REQUIRED WORK:
Every line that contains the word "door" should be copied.

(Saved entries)
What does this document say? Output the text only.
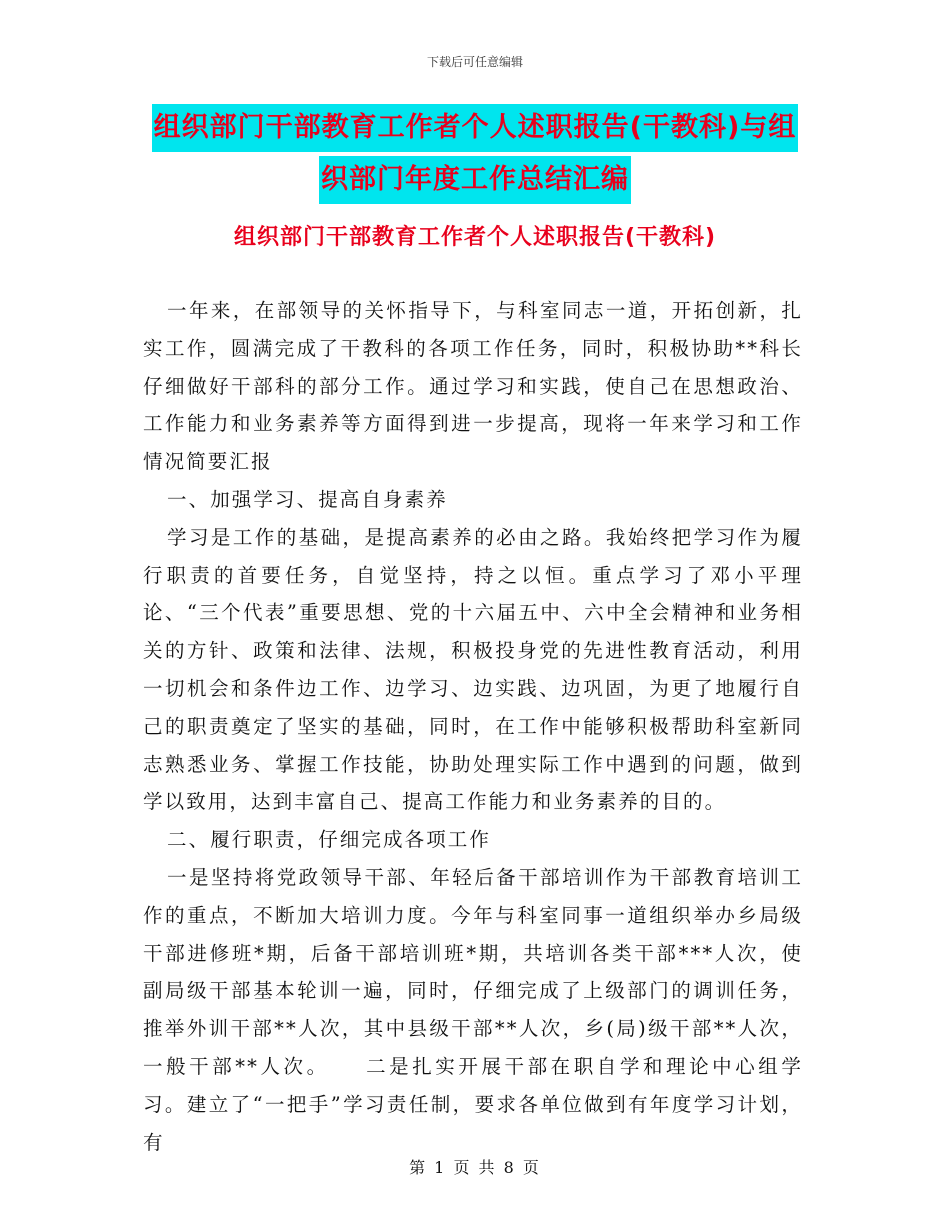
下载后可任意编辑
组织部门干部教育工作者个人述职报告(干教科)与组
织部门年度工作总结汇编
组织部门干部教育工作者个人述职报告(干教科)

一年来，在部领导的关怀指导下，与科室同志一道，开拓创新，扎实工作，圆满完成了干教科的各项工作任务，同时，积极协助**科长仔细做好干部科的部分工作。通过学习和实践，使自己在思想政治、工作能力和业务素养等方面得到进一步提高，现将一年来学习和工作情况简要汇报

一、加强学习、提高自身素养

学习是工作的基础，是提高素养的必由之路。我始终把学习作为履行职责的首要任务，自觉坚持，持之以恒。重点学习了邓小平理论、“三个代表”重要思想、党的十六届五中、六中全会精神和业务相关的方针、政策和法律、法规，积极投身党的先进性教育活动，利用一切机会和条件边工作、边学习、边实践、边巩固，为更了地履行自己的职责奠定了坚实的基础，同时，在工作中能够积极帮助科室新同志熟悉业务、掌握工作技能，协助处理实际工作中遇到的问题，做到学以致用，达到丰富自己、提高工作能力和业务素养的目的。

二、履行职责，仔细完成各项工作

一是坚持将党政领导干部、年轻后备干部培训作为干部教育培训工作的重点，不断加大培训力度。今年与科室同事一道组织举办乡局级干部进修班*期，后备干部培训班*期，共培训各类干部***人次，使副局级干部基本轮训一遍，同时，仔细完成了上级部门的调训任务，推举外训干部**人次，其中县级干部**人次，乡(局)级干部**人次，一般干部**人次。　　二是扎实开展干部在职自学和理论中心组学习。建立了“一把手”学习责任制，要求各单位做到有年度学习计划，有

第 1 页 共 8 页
--
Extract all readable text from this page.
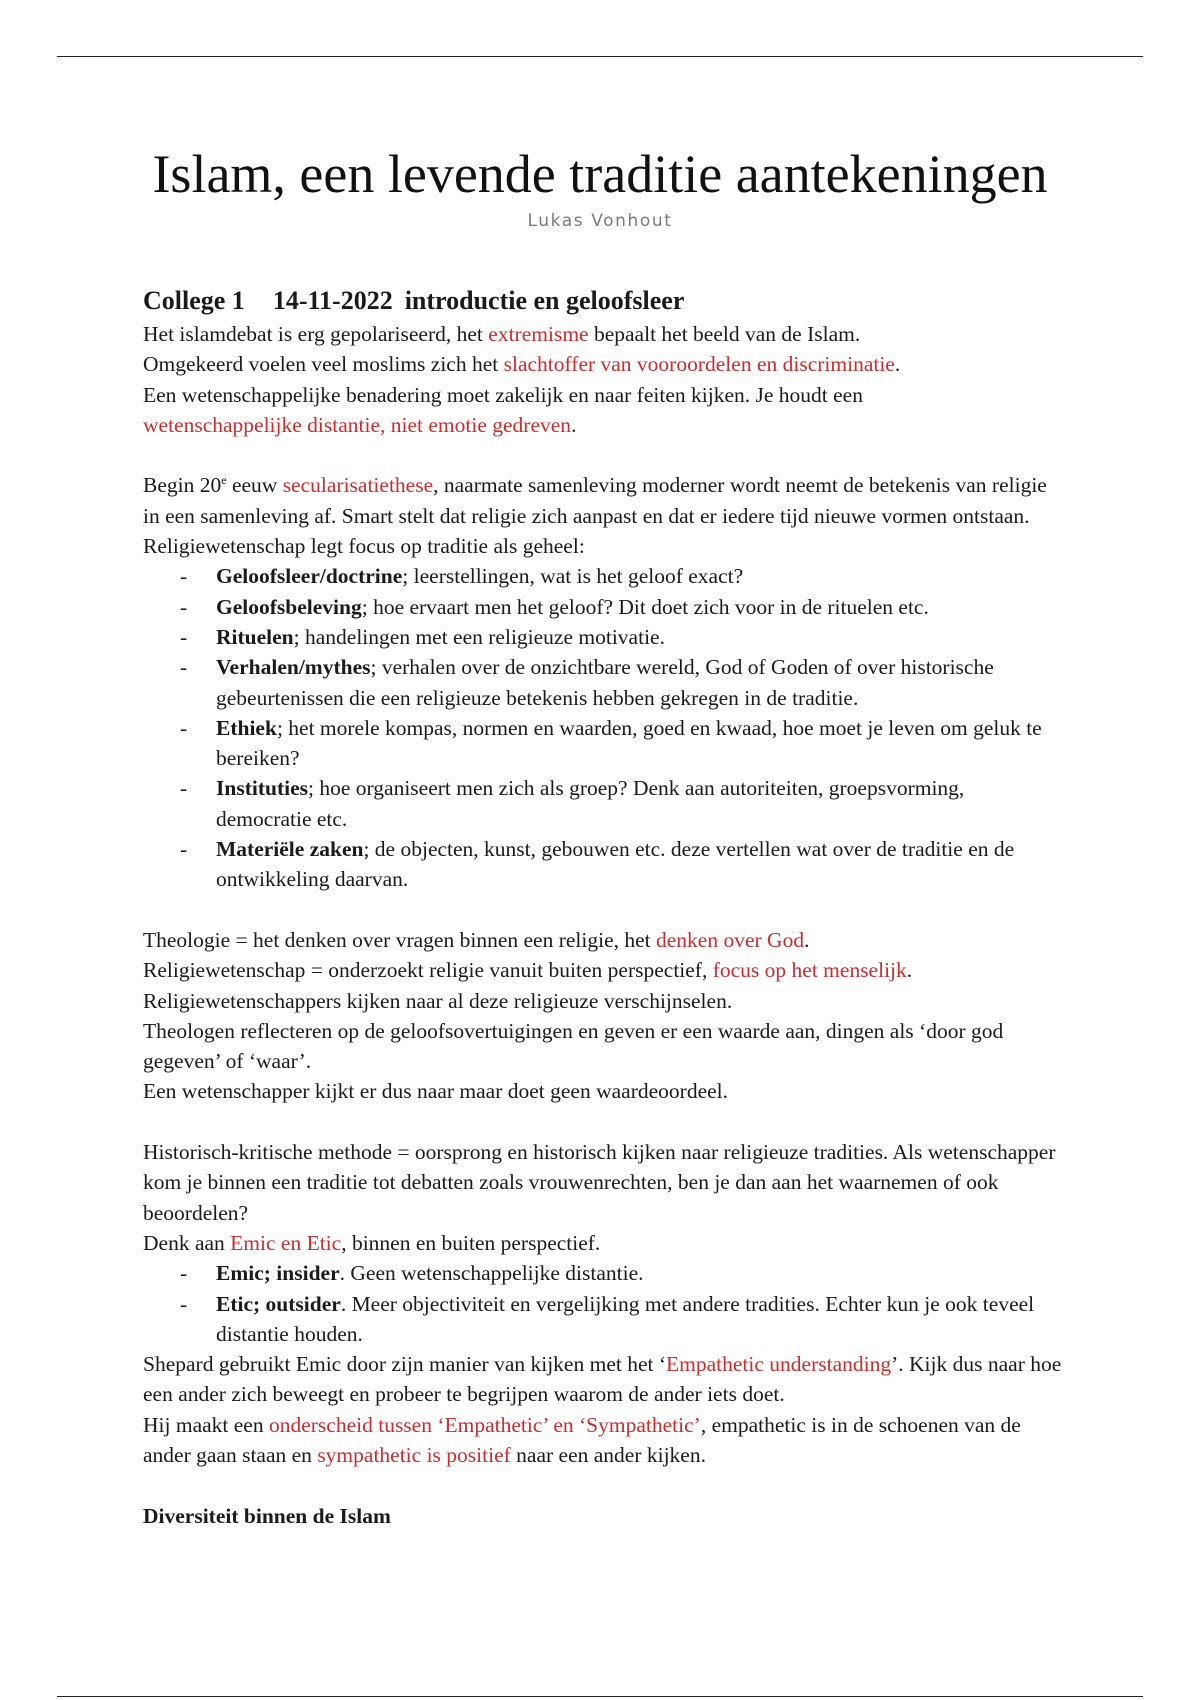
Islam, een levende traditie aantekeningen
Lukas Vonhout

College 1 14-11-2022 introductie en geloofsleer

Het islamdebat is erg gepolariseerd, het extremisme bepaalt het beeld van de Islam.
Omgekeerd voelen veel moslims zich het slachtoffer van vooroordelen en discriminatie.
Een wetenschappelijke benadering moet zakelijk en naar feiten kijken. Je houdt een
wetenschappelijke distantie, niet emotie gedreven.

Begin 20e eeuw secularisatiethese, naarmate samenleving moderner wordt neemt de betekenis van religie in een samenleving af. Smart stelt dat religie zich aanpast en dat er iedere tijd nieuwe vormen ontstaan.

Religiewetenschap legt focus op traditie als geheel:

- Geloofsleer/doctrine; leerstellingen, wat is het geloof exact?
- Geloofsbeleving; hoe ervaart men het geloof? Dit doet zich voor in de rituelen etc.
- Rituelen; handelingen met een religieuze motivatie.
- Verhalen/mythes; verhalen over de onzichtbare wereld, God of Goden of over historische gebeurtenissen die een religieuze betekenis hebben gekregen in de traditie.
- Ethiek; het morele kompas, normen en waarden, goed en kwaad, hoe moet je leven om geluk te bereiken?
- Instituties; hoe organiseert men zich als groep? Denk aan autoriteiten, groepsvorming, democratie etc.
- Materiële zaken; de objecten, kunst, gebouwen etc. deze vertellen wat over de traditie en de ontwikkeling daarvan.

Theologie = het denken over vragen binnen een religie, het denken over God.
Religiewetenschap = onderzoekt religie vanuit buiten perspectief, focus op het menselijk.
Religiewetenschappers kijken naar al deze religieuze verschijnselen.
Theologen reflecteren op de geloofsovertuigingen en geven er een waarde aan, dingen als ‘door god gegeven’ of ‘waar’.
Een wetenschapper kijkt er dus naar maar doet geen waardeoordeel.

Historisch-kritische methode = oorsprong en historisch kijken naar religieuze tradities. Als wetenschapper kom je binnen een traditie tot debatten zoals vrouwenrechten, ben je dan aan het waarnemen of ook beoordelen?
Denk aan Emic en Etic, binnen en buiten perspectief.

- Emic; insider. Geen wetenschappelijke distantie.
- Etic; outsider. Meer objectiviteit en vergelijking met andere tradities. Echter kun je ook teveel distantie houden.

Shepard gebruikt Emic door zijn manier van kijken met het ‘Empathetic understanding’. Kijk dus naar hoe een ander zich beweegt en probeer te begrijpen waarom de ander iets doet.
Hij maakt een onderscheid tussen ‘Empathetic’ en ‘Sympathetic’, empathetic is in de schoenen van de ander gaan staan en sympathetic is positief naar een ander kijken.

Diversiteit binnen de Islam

WRITTEN RESPONSE:
Theologen reflecteren op de geloofsovertuigingen en geven er een waarde aan, dingen als ‘door god gegeven’ of ‘waar’.
Shepard gebruikt Emic door zijn manier van kijken met het ‘Empathetic understanding’. Kijk dus naar hoe een ander zich beweegt en probeer te begrijpen waarom de ander iets doet.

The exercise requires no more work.